- **TASK OBJECTIVE**: Look for "competency" in the listing below. Gather each line that contains it.

--- start of DATA FOR THE TASK ---

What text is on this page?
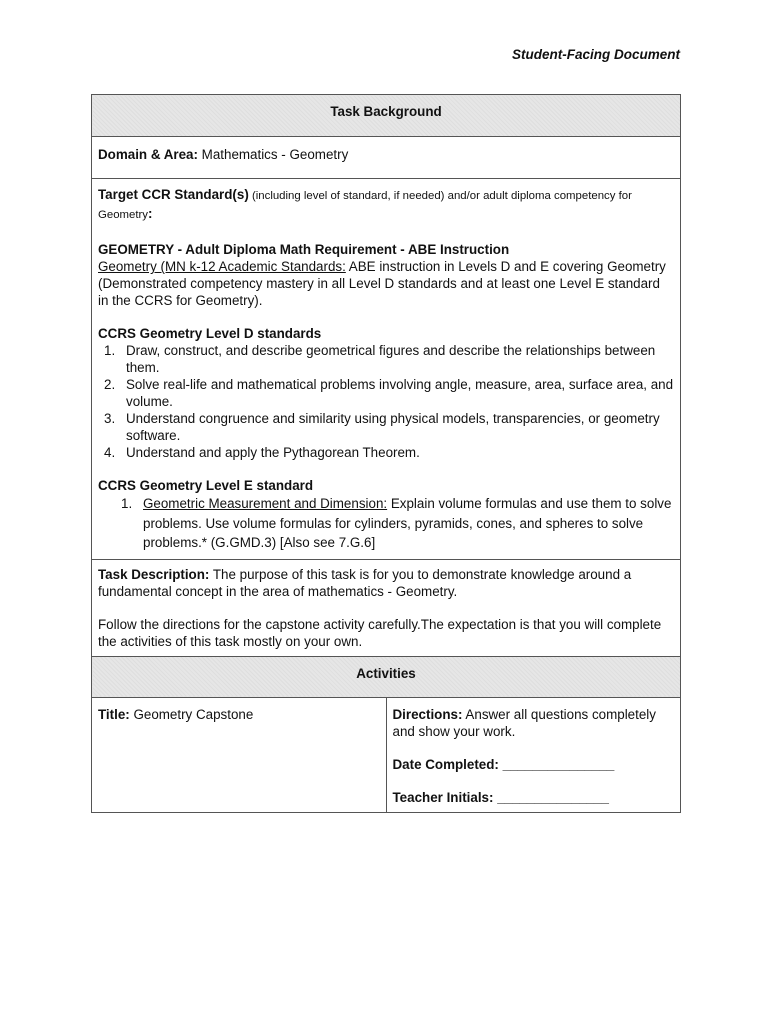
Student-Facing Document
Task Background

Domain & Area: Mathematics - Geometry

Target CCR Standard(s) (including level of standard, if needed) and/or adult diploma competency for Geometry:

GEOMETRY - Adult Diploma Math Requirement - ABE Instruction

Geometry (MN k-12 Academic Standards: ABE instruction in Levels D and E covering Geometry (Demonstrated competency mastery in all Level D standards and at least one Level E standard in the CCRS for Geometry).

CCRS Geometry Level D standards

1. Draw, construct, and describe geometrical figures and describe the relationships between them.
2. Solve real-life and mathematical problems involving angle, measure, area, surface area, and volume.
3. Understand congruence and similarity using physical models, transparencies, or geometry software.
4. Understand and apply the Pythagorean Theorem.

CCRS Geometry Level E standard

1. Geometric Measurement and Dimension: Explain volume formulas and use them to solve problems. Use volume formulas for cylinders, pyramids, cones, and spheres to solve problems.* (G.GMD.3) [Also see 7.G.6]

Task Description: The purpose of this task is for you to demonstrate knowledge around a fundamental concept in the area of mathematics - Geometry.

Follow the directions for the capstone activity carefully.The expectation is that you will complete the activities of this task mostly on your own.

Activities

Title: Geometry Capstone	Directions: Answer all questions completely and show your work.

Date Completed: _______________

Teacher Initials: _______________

--- end of DATA FOR THE TASK ---

- **COMPLETE ANSWER**:
Target CCR Standard(s) (including level of standard, if needed) and/or adult diploma competency for Geometry:
Geometry (MN k-12 Academic Standards: ABE instruction in Levels D and E covering Geometry (Demonstrated competency mastery in all Level D standards and at least one Level E standard in the CCRS for Geometry).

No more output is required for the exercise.